Collected data
┄┄┄┄┄┄

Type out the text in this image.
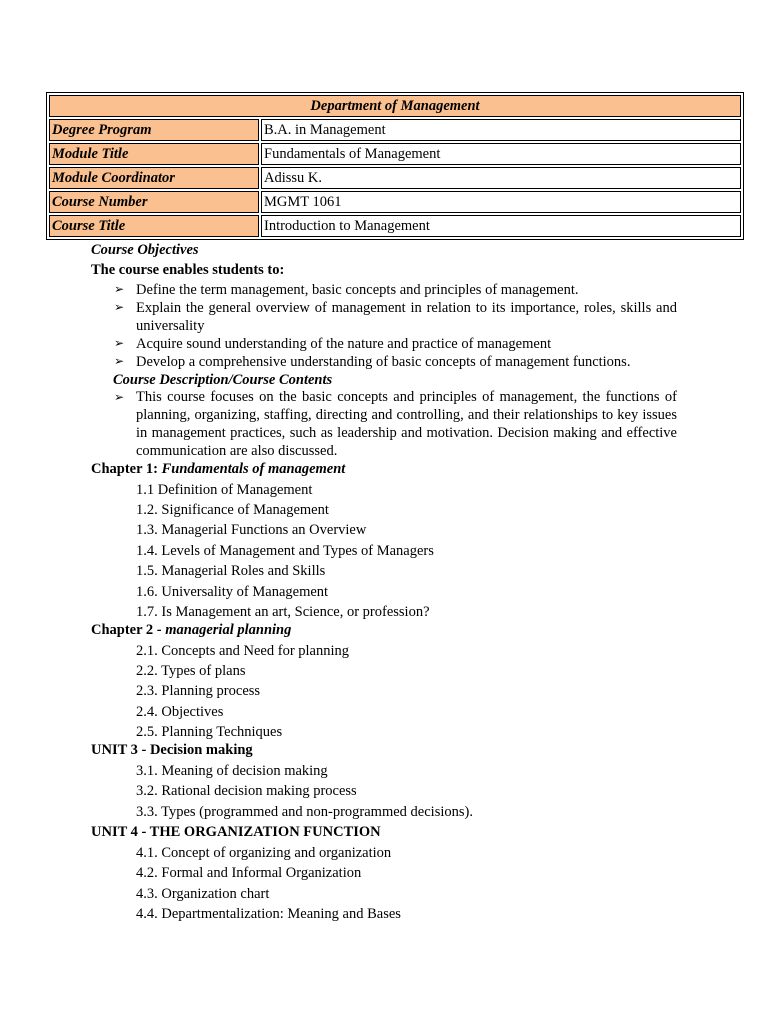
Department of Management	
Degree Program	B.A. in Management
Module Title	Fundamentals of Management
Module Coordinator	Adissu K.
Course Number	MGMT 1061
Course Title	Introduction to Management
Course Objectives
The course enables students to:
➢ Define the term management, basic concepts and principles of management.
➢ Explain the general overview of management in relation to its importance, roles, skills and universality
➢ Acquire sound understanding of the nature and practice of management
➢ Develop a comprehensive understanding of basic concepts of management functions.
Course Description/Course Contents
➢ This course focuses on the basic concepts and principles of management, the functions of planning, organizing, staffing, directing and controlling, and their relationships to key issues in management practices, such as leadership and motivation. Decision making and effective communication are also discussed.
Chapter 1: Fundamentals of management
1.1 Definition of Management
1.2. Significance of Management
1.3. Managerial Functions an Overview
1.4. Levels of Management and Types of Managers
1.5. Managerial Roles and Skills
1.6. Universality of Management
1.7. Is Management an art, Science, or profession?
Chapter 2 - managerial planning
2.1. Concepts and Need for planning
2.2. Types of plans
2.3. Planning process
2.4. Objectives
2.5. Planning Techniques
UNIT 3 - Decision making
3.1. Meaning of decision making
3.2. Rational decision making process
3.3. Types (programmed and non-programmed decisions).
UNIT 4 - THE ORGANIZATION FUNCTION
4.1. Concept of organizing and organization
4.2. Formal and Informal Organization
4.3. Organization chart
4.4. Departmentalization: Meaning and Bases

┄┄┄┄┄┄

▶ [What you need to do]
Copy all lines above containing the string "Module".

▶ [Written reply]
Module Title	Fundamentals of Management
Module Coordinator	Adissu K.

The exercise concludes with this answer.